The property had been part of the Mexican land grant of Rancho San Francisquito, granted to Antonio Jose Buelna in 1839. After California became part of the United States, Buelna's widow María Concepción Valencia was involved in a prolonged struggle with American squatters on the rancho. In the 1863, a wealthy San Franciscan George Gordon bought out both Buelna's heirs and the squatters and turned the property into his personal estate, which he called Mayfield Grange, after the nearby town of Mayfield, now Palo Alto.

Following the death of Gordon in 1869 and his wife and only daughter in 1874, Gordon's remaining heirs sold Leland Stanford the Mayfield Grange property in 1876, consisting of approximately 650 acres along San Francisquito Creek. In the following years, Stanford acquired about 8,000 acres of land in the surrounding area. The red barn was the center of the stock farm in the early years, and additionally there was a carriage house, a colt barn and a training barn. In the 21st century, there are only two original buildings left from the Palo Alto Stock Farm, the red barn and the brick stable.

-------------------------

• **Work instruction A**
Decide whether each statement agrees with the Mayfield Grange passage, answering yes or no and quoting the words that settle it: (i) In 1863 George Gordon bought the property from Buelna's heirs alone. (ii) Gordon named his estate after the nearby town of Mayfield. (iii) Three original buildings of the Palo Alto Stock Farm remain in the 21st century.
• **Work instruction B**
Using the Mayfield Grange passage, explain in one to three sentences why Gordon called his estate Mayfield Grange.
• **Work instruction C**
Please carry the Mayfield Grange passage on from its final sentence.
The rows that come after this are unrelated to the Mayfield Grange passage.

-------------------------

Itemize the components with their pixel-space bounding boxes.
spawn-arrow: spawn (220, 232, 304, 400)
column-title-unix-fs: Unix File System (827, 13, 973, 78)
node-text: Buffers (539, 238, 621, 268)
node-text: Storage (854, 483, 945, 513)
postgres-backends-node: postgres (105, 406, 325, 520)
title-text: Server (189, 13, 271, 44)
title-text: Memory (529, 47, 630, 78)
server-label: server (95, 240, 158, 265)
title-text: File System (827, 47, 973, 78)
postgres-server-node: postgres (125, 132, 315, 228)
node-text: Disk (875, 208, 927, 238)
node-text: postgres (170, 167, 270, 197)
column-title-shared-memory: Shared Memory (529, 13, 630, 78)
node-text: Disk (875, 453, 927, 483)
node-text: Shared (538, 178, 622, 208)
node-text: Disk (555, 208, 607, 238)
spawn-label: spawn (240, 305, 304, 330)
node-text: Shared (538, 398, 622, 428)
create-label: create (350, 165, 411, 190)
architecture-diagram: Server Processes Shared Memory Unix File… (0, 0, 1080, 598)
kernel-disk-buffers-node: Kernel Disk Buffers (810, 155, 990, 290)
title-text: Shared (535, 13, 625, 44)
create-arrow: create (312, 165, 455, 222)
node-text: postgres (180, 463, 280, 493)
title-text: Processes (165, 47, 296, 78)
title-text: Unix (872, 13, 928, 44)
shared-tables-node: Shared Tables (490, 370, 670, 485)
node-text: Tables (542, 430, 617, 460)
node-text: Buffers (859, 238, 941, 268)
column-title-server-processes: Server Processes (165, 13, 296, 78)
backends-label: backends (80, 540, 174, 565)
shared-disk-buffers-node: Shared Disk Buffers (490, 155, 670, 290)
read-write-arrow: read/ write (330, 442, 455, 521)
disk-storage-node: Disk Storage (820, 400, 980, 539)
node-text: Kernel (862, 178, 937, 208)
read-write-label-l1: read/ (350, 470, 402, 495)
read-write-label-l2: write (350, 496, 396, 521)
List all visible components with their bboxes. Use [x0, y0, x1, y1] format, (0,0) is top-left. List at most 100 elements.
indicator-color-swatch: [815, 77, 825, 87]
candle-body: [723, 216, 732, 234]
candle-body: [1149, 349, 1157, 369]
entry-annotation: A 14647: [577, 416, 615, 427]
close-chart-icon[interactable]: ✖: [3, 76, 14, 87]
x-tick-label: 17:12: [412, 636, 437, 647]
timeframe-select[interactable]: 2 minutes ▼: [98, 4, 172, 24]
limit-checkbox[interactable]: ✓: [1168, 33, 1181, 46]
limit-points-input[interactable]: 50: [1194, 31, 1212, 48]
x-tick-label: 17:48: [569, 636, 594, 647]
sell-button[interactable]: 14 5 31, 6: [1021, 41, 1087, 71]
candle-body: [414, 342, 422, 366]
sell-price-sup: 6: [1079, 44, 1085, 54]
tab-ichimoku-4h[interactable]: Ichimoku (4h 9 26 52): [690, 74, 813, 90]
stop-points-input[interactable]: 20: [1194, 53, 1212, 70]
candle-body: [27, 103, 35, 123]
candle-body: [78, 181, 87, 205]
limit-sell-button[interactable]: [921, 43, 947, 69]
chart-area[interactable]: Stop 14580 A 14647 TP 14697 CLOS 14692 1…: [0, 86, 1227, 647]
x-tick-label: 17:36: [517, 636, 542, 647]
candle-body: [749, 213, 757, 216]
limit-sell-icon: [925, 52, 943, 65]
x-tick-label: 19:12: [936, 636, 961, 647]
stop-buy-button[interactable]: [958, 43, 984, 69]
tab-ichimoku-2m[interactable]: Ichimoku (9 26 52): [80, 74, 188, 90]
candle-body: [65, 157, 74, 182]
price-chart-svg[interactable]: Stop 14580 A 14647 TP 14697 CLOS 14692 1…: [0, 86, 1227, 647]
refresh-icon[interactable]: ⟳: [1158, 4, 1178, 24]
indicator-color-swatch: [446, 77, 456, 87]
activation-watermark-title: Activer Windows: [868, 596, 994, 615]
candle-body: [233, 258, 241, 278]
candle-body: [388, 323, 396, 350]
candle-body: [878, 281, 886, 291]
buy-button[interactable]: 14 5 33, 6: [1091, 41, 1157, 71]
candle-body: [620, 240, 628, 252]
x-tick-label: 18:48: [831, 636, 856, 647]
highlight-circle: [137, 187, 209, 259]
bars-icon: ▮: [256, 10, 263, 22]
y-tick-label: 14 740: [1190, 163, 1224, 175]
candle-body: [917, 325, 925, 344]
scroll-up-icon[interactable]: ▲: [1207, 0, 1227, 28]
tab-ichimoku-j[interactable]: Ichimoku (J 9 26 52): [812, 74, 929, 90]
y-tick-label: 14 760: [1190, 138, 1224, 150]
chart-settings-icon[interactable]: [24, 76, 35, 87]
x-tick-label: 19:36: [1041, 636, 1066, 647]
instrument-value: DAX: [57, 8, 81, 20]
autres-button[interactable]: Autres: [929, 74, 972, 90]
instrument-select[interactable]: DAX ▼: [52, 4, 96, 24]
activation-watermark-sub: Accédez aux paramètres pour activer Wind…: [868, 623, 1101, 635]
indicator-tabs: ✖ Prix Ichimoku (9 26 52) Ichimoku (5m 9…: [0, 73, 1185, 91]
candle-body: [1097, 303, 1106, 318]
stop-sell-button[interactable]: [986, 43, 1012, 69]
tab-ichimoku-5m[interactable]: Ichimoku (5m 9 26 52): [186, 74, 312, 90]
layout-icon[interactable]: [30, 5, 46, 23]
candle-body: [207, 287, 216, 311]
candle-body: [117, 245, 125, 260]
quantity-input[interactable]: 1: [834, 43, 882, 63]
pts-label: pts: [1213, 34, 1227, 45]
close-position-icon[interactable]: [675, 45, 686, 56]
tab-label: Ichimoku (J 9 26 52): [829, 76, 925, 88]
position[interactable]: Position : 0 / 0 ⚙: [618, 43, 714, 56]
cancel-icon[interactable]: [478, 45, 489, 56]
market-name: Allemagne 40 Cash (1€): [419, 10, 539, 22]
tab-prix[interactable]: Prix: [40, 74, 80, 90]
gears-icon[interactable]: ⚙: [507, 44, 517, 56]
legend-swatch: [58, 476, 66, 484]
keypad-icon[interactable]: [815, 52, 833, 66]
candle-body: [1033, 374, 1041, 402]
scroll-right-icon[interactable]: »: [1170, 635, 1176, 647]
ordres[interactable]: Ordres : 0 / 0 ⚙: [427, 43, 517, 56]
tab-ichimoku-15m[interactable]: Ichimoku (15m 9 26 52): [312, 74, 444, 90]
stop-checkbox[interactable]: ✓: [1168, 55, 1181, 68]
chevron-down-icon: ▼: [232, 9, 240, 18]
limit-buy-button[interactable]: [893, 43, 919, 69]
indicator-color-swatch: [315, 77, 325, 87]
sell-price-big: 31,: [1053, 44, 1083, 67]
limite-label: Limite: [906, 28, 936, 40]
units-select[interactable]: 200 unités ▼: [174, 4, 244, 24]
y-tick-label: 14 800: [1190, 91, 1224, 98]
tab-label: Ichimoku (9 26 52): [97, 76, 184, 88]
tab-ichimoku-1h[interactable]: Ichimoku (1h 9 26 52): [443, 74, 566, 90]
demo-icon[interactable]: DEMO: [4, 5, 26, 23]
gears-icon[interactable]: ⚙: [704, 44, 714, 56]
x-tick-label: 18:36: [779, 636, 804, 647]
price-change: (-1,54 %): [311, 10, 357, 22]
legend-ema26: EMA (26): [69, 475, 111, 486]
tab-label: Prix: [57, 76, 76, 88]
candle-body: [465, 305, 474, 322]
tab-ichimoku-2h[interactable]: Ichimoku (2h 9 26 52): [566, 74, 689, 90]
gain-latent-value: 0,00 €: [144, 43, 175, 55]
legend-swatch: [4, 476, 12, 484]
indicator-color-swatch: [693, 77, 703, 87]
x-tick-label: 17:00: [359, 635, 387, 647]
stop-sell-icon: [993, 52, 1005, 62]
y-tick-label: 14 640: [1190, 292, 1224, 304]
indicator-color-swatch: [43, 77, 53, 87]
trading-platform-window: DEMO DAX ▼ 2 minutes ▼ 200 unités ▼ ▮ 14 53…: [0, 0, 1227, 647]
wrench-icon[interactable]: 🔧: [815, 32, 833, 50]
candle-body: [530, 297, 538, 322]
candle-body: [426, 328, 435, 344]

-------------------------

• **Written response A**
(i) No: "bought out both Buelna's heirs and the squatters"
(ii) Yes: "which he called Mayfield Grange, after the nearby town of Mayfield"
(iii) No: "there are only two original buildings left from the Palo Alto Stock Farm, the red barn and the brick stable"

• **Written response B**
Gordon named his estate after the nearby town of Mayfield, which is now Palo Alto.

• **Written response C**
From 1878 to 1880 the barn served as a training stable for the stock farm. In 1877 the stallion Electioneer was brought to the barn and lived there for 14 years, in order to breed and train faster horses. One of the early innovations to come from the farm included a "school" to train 5-month-old colts to trot around a small track to encourage this behavior. Stanford advocated co-educational universities during a time when this was not a popular idea; this may have been partially based on his observing at the barn the relationship of the mother of a colt being trained and its effect on teaching her offspring properly, suggesting the importance of the first five years in a child's development and the need for an educated mother.

In c.1877, photographer Eadweard Muybridge's series of stop-action photographs of horses running Sallie Gardner at a Gallop was photographed at Palo Alto Stock Farm. In order to take the photograph, Muybridge built a stage with 24 cameras with a trip wire and discover galloping horses did momentarily have all four hooves leave the ground. This discovery was a precursor to the technology for the motion picture industry.

By 1903 the farm was closed and the horses sold in order to maintain the university, though by 1946, university president Donald Tresidder reopened the building for equestrian use. In the mid-1980s, the barn became the home of Stanford University's equestrian team. In 1985, L.W. “Bill” Lane Jr. and their family donated a statue of Electioneer, currently located in the entrance to the equestrian center. In 1983 and in 2004 there were large restorations and renovations of the barn done while maintaining much of the original material, this funded by L.W. “Bill” Lane Jr. and John Arrillaga.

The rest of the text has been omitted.